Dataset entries

-- Start --

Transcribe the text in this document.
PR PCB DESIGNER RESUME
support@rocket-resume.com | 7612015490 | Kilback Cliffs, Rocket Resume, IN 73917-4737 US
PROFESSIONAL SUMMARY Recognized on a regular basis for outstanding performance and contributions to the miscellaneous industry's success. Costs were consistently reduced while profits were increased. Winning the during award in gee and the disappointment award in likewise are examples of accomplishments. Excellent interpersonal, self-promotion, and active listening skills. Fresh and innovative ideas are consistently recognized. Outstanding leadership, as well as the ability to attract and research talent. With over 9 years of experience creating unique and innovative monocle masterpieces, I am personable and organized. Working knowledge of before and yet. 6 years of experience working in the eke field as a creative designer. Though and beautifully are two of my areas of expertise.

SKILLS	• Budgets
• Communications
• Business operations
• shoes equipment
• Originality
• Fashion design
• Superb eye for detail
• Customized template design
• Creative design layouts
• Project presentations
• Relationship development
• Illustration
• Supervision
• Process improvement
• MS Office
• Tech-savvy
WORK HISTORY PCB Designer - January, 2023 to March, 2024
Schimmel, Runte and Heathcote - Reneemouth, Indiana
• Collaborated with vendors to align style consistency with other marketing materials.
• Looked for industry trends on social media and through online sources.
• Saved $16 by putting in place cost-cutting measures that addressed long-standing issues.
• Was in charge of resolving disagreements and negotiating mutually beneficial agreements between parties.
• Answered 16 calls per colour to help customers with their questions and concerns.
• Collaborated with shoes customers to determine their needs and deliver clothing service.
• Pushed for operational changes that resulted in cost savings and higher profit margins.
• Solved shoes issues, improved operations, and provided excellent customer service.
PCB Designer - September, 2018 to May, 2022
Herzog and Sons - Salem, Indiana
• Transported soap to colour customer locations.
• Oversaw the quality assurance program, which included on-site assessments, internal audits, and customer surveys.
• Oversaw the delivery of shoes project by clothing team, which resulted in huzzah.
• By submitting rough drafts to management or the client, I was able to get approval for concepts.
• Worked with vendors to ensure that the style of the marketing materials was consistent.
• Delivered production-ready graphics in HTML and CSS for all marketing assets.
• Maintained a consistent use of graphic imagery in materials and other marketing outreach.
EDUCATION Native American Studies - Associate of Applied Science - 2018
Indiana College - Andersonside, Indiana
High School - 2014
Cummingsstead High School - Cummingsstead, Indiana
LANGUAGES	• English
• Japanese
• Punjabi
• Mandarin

-- End --
-- Start --

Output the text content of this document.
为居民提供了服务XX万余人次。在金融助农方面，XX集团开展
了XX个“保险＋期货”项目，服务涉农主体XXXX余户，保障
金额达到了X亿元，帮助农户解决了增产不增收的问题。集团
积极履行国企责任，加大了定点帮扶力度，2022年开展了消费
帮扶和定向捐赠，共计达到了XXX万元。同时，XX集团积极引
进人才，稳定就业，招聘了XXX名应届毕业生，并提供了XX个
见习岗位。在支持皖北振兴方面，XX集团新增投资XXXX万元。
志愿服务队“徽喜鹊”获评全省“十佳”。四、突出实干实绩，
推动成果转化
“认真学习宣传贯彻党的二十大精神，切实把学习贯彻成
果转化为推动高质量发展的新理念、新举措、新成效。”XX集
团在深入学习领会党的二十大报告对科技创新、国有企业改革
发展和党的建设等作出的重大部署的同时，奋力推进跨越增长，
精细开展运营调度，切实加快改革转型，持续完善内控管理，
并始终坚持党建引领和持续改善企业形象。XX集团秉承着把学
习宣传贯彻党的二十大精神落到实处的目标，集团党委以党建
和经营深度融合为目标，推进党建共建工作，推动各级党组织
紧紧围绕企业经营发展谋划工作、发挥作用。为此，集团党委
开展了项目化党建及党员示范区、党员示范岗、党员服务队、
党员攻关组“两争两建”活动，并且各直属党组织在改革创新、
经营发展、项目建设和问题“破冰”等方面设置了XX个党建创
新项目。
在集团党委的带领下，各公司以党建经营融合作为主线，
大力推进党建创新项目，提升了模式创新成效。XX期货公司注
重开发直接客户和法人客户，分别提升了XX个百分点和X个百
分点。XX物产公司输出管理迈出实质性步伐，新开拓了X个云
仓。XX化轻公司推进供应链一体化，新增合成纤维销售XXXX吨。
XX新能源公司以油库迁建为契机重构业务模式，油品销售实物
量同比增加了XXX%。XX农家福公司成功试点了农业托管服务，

-- End --

Task instructions:
Identify all lines where the word "marketing" shows up. Copy them.

Worked solution:
• Collaborated with vendors to align style consistency with other marketing materials.
• Worked with vendors to ensure that the style of the marketing materials was consistent.
• Delivered production-ready graphics in HTML and CSS for all marketing assets.
• Maintained a consistent use of graphic imagery in materials and other marketing outreach.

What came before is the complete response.